[Dataset items]
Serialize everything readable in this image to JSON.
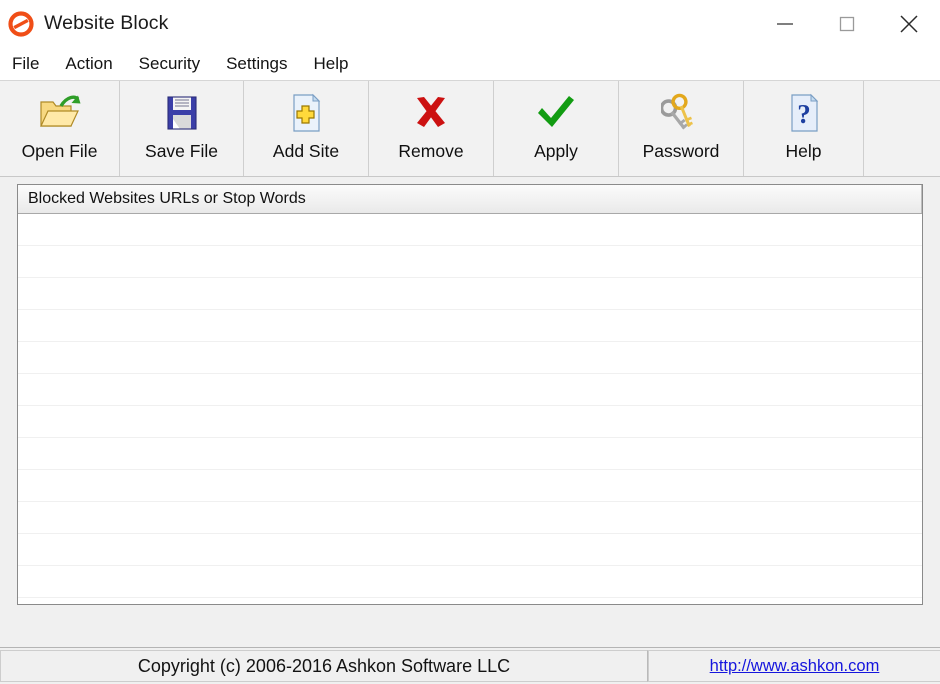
{
  "window": {
    "title": "Website Block",
    "icon": "prohibition-sign-icon",
    "controls": {
      "minimize": "minimize-icon",
      "maximize": "maximize-icon",
      "close": "close-icon"
    }
  },
  "menubar": {
    "items": [
      {
        "label": "File"
      },
      {
        "label": "Action"
      },
      {
        "label": "Security"
      },
      {
        "label": "Settings"
      },
      {
        "label": "Help"
      }
    ]
  },
  "toolbar": {
    "buttons": [
      {
        "label": "Open File",
        "icon": "open-folder-icon"
      },
      {
        "label": "Save File",
        "icon": "floppy-disk-icon"
      },
      {
        "label": "Add Site",
        "icon": "document-plus-icon"
      },
      {
        "label": "Remove",
        "icon": "red-x-icon"
      },
      {
        "label": "Apply",
        "icon": "green-check-icon"
      },
      {
        "label": "Password",
        "icon": "keys-icon"
      },
      {
        "label": "Help",
        "icon": "document-question-icon"
      }
    ]
  },
  "list": {
    "columns": [
      {
        "header": "Blocked Websites URLs or Stop Words"
      }
    ],
    "rows": [],
    "row_count": 12
  },
  "statusbar": {
    "copyright": "Copyright (c) 2006-2016 Ashkon Software LLC",
    "link": "http://www.ashkon.com"
  },
  "colors": {
    "accent_orange": "#f04e17",
    "link_blue": "#1515dd",
    "toolbar_bg": "#f2f2f2",
    "window_bg": "#f0f0f0"
  }
}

=== GOAL OF THE EXERCISE ===
Strip the images and reproduce the remaining records precisely.

=== RESULT ===
Serialize everything readable in this image to JSON.
{
  "window": {
    "title": "Website Block",
    "icon": "prohibition-sign-icon",
    "controls": {
      "minimize": "minimize-icon",
      "maximize": "maximize-icon",
      "close": "close-icon"
    }
  },
  "menubar": {
    "items": [
      {
        "label": "File"
      },
      {
        "label": "Action"
      },
      {
        "label": "Security"
      },
      {
        "label": "Settings"
      },
      {
        "label": "Help"
      }
    ]
  },
  "toolbar": {
    "buttons": [
      {
        "label": "Open File",
        "icon": "open-folder-icon"
      },
      {
        "label": "Save File",
        "icon": "floppy-disk-icon"
      },
      {
        "label": "Add Site",
        "icon": "document-plus-icon"
      },
      {
        "label": "Remove",
        "icon": "red-x-icon"
      },
      {
        "label": "Apply",
        "icon": "green-check-icon"
      },
      {
        "label": "Password",
        "icon": "keys-icon"
      },
      {
        "label": "Help",
        "icon": "document-question-icon"
      }
    ]
  },
  "list": {
    "columns": [
      {
        "header": "Blocked Websites URLs or Stop Words"
      }
    ],
    "rows": [],
    "row_count": 12
  },
  "statusbar": {
    "copyright": "Copyright (c) 2006-2016 Ashkon Software LLC",
    "link": "http://www.ashkon.com"
  },
  "colors": {
    "accent_orange": "#f04e17",
    "link_blue": "#1515dd",
    "toolbar_bg": "#f2f2f2",
    "window_bg": "#f0f0f0"
  }
}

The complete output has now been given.